TASK BRIEF :: Your task is to restate every entry below word for word and omit the images.

BEGIN RECORDS FOR THE EXERCISE

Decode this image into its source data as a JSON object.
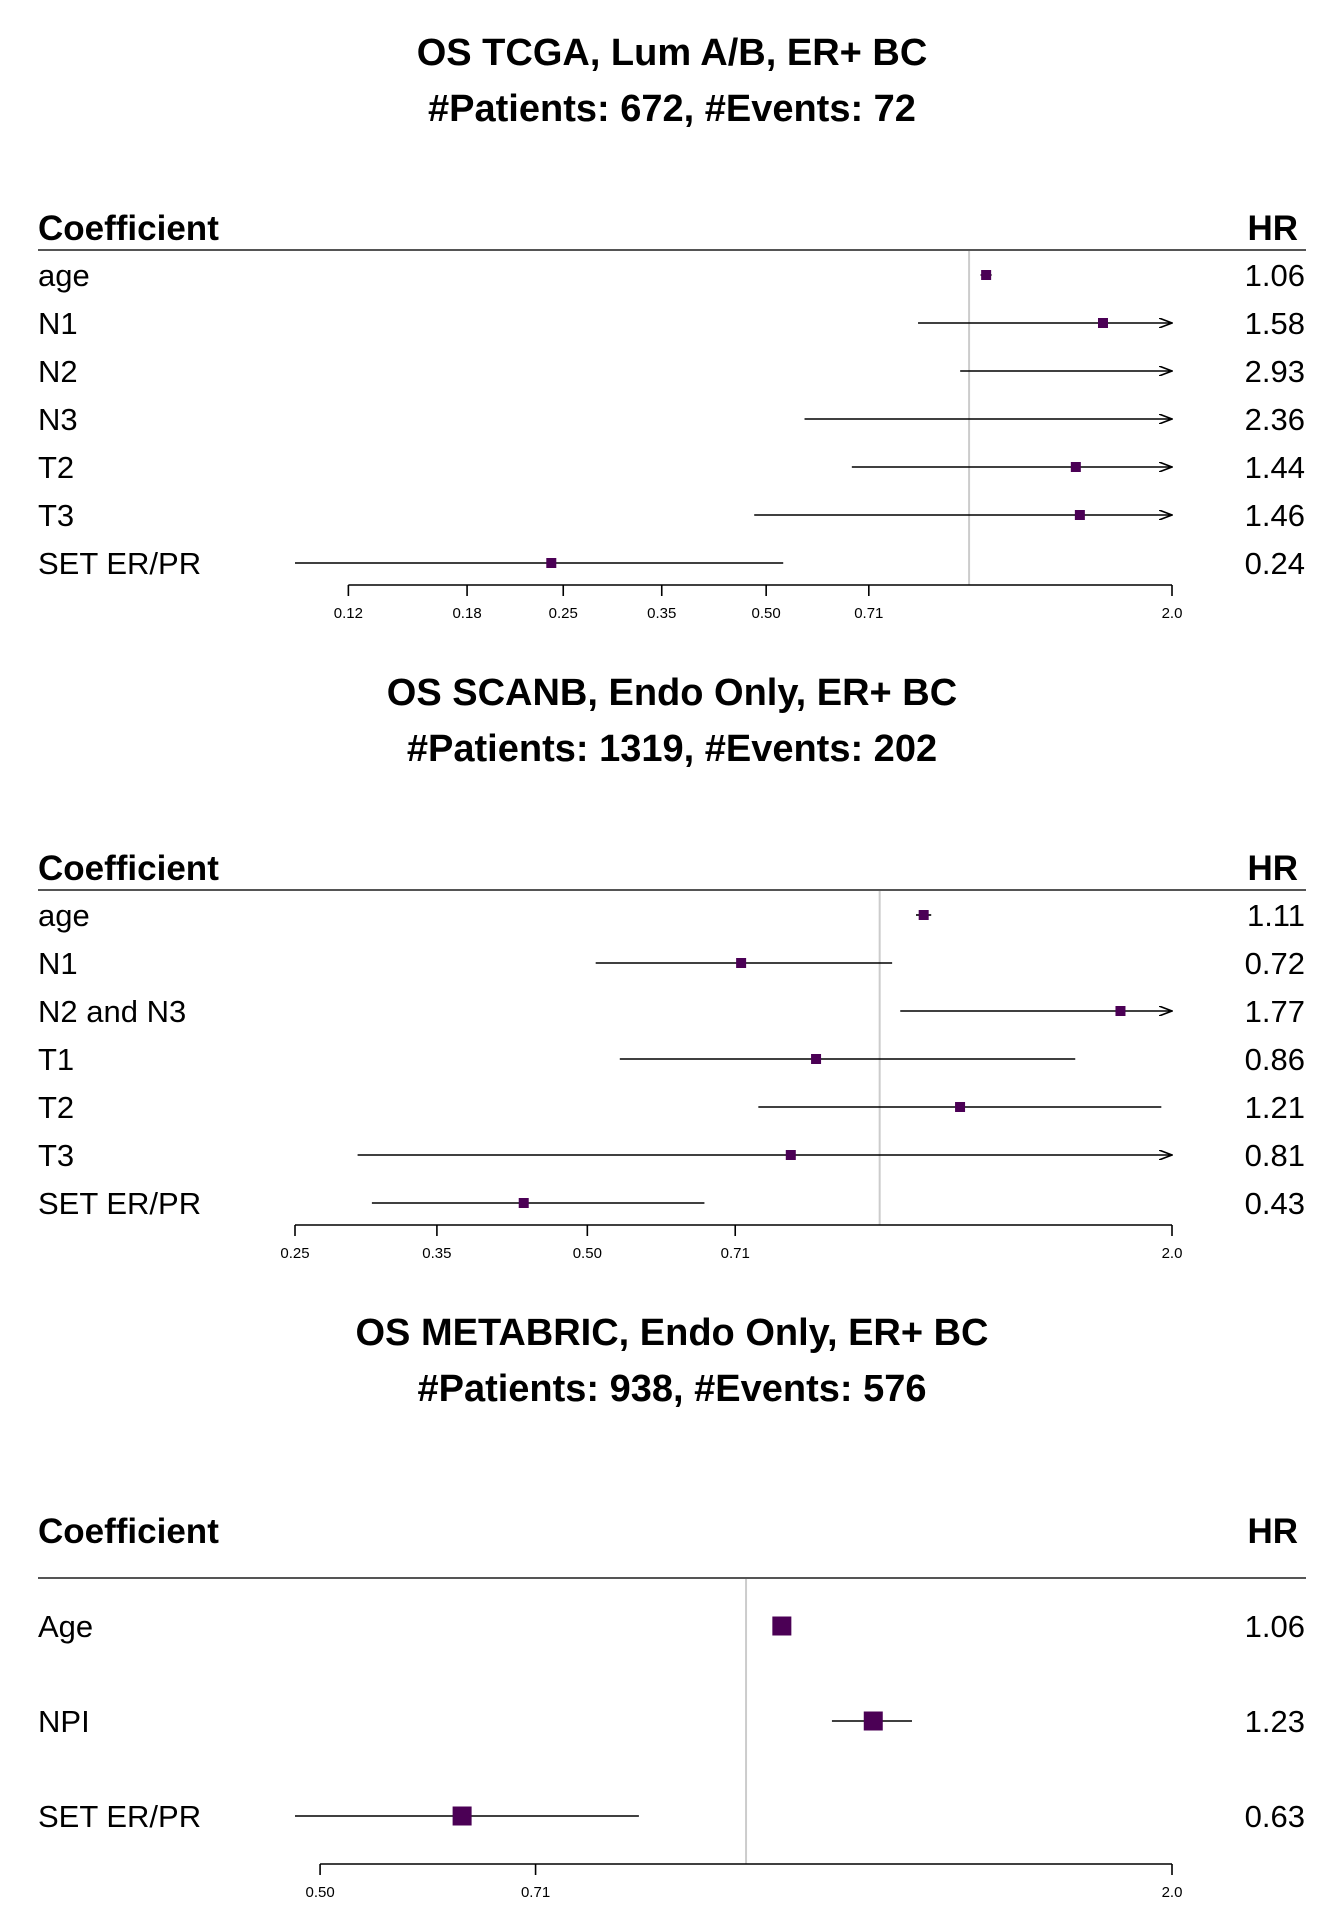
{
  "colors": {
    "marker": "#4b0055",
    "ref_line": "#cccccc",
    "line": "#000000",
    "header_rule": "#555555"
  },
  "chart_data": [
    {
      "type": "forest",
      "title": "OS TCGA, Lum A/B, ER+ BC",
      "subtitle": "#Patients: 672, #Events: 72",
      "col_left": "Coefficient",
      "col_right": "HR",
      "scale": "log",
      "xlim": [
        0.1,
        2.0
      ],
      "xticks": [
        0.12,
        0.18,
        0.25,
        0.35,
        0.5,
        0.71,
        2.0
      ],
      "xtick_labels": [
        "0.12",
        "0.18",
        "0.25",
        "0.35",
        "0.50",
        "0.71",
        "2.0"
      ],
      "ref_value": 1,
      "rows": [
        {
          "label": "age",
          "hr": 1.06,
          "lo": 1.04,
          "hi": 1.08,
          "arrow": false
        },
        {
          "label": "N1",
          "hr": 1.58,
          "lo": 0.84,
          "hi": 2.0,
          "arrow": true
        },
        {
          "label": "N2",
          "hr": 2.93,
          "lo": 0.97,
          "hi": 2.0,
          "arrow": true
        },
        {
          "label": "N3",
          "hr": 2.36,
          "lo": 0.57,
          "hi": 2.0,
          "arrow": true
        },
        {
          "label": "T2",
          "hr": 1.44,
          "lo": 0.67,
          "hi": 2.0,
          "arrow": true
        },
        {
          "label": "T3",
          "hr": 1.46,
          "lo": 0.48,
          "hi": 2.0,
          "arrow": true
        },
        {
          "label": "SET ER/PR",
          "hr": 0.24,
          "lo": 0.1,
          "hi": 0.53,
          "arrow": false
        }
      ]
    },
    {
      "type": "forest",
      "title": "OS SCANB, Endo Only, ER+ BC",
      "subtitle": "#Patients: 1319, #Events: 202",
      "col_left": "Coefficient",
      "col_right": "HR",
      "scale": "log",
      "xlim": [
        0.25,
        2.0
      ],
      "xticks": [
        0.25,
        0.35,
        0.5,
        0.71,
        2.0
      ],
      "xtick_labels": [
        "0.25",
        "0.35",
        "0.50",
        "0.71",
        "2.0"
      ],
      "ref_value": 1,
      "rows": [
        {
          "label": "age",
          "hr": 1.11,
          "lo": 1.09,
          "hi": 1.13,
          "arrow": false
        },
        {
          "label": "N1",
          "hr": 0.72,
          "lo": 0.51,
          "hi": 1.03,
          "arrow": false
        },
        {
          "label": "N2 and N3",
          "hr": 1.77,
          "lo": 1.05,
          "hi": 2.0,
          "arrow": true
        },
        {
          "label": "T1",
          "hr": 0.86,
          "lo": 0.54,
          "hi": 1.59,
          "arrow": false
        },
        {
          "label": "T2",
          "hr": 1.21,
          "lo": 0.75,
          "hi": 1.95,
          "arrow": false
        },
        {
          "label": "T3",
          "hr": 0.81,
          "lo": 0.29,
          "hi": 2.0,
          "arrow": true
        },
        {
          "label": "SET ER/PR",
          "hr": 0.43,
          "lo": 0.3,
          "hi": 0.66,
          "arrow": false
        }
      ]
    },
    {
      "type": "forest",
      "title": "OS METABRIC, Endo Only, ER+ BC",
      "subtitle": "#Patients: 938, #Events: 576",
      "col_left": "Coefficient",
      "col_right": "HR",
      "scale": "log",
      "xlim": [
        0.48,
        2.0
      ],
      "xticks": [
        0.5,
        0.71,
        2.0
      ],
      "xtick_labels": [
        "0.50",
        "0.71",
        "2.0"
      ],
      "ref_value": 1,
      "rows": [
        {
          "label": "Age",
          "hr": 1.06,
          "lo": 1.06,
          "hi": 1.06,
          "arrow": false
        },
        {
          "label": "NPI",
          "hr": 1.23,
          "lo": 1.15,
          "hi": 1.31,
          "arrow": false
        },
        {
          "label": "SET ER/PR",
          "hr": 0.63,
          "lo": 0.48,
          "hi": 0.84,
          "arrow": false
        }
      ]
    }
  ]
}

END RECORDS FOR THE EXERCISE

RESPONSE BELOW ::
Decode this image into its source data as a JSON object.
{
  "colors": {
    "marker": "#4b0055",
    "ref_line": "#cccccc",
    "line": "#000000",
    "header_rule": "#555555"
  },
  "chart_data": [
    {
      "type": "forest",
      "title": "OS TCGA, Lum A/B, ER+ BC",
      "subtitle": "#Patients: 672, #Events: 72",
      "col_left": "Coefficient",
      "col_right": "HR",
      "scale": "log",
      "xlim": [
        0.1,
        2.0
      ],
      "xticks": [
        0.12,
        0.18,
        0.25,
        0.35,
        0.5,
        0.71,
        2.0
      ],
      "xtick_labels": [
        "0.12",
        "0.18",
        "0.25",
        "0.35",
        "0.50",
        "0.71",
        "2.0"
      ],
      "ref_value": 1,
      "rows": [
        {
          "label": "age",
          "hr": 1.06,
          "lo": 1.04,
          "hi": 1.08,
          "arrow": false
        },
        {
          "label": "N1",
          "hr": 1.58,
          "lo": 0.84,
          "hi": 2.0,
          "arrow": true
        },
        {
          "label": "N2",
          "hr": 2.93,
          "lo": 0.97,
          "hi": 2.0,
          "arrow": true
        },
        {
          "label": "N3",
          "hr": 2.36,
          "lo": 0.57,
          "hi": 2.0,
          "arrow": true
        },
        {
          "label": "T2",
          "hr": 1.44,
          "lo": 0.67,
          "hi": 2.0,
          "arrow": true
        },
        {
          "label": "T3",
          "hr": 1.46,
          "lo": 0.48,
          "hi": 2.0,
          "arrow": true
        },
        {
          "label": "SET ER/PR",
          "hr": 0.24,
          "lo": 0.1,
          "hi": 0.53,
          "arrow": false
        }
      ]
    },
    {
      "type": "forest",
      "title": "OS SCANB, Endo Only, ER+ BC",
      "subtitle": "#Patients: 1319, #Events: 202",
      "col_left": "Coefficient",
      "col_right": "HR",
      "scale": "log",
      "xlim": [
        0.25,
        2.0
      ],
      "xticks": [
        0.25,
        0.35,
        0.5,
        0.71,
        2.0
      ],
      "xtick_labels": [
        "0.25",
        "0.35",
        "0.50",
        "0.71",
        "2.0"
      ],
      "ref_value": 1,
      "rows": [
        {
          "label": "age",
          "hr": 1.11,
          "lo": 1.09,
          "hi": 1.13,
          "arrow": false
        },
        {
          "label": "N1",
          "hr": 0.72,
          "lo": 0.51,
          "hi": 1.03,
          "arrow": false
        },
        {
          "label": "N2 and N3",
          "hr": 1.77,
          "lo": 1.05,
          "hi": 2.0,
          "arrow": true
        },
        {
          "label": "T1",
          "hr": 0.86,
          "lo": 0.54,
          "hi": 1.59,
          "arrow": false
        },
        {
          "label": "T2",
          "hr": 1.21,
          "lo": 0.75,
          "hi": 1.95,
          "arrow": false
        },
        {
          "label": "T3",
          "hr": 0.81,
          "lo": 0.29,
          "hi": 2.0,
          "arrow": true
        },
        {
          "label": "SET ER/PR",
          "hr": 0.43,
          "lo": 0.3,
          "hi": 0.66,
          "arrow": false
        }
      ]
    },
    {
      "type": "forest",
      "title": "OS METABRIC, Endo Only, ER+ BC",
      "subtitle": "#Patients: 938, #Events: 576",
      "col_left": "Coefficient",
      "col_right": "HR",
      "scale": "log",
      "xlim": [
        0.48,
        2.0
      ],
      "xticks": [
        0.5,
        0.71,
        2.0
      ],
      "xtick_labels": [
        "0.50",
        "0.71",
        "2.0"
      ],
      "ref_value": 1,
      "rows": [
        {
          "label": "Age",
          "hr": 1.06,
          "lo": 1.06,
          "hi": 1.06,
          "arrow": false
        },
        {
          "label": "NPI",
          "hr": 1.23,
          "lo": 1.15,
          "hi": 1.31,
          "arrow": false
        },
        {
          "label": "SET ER/PR",
          "hr": 0.63,
          "lo": 0.48,
          "hi": 0.84,
          "arrow": false
        }
      ]
    }
  ]
}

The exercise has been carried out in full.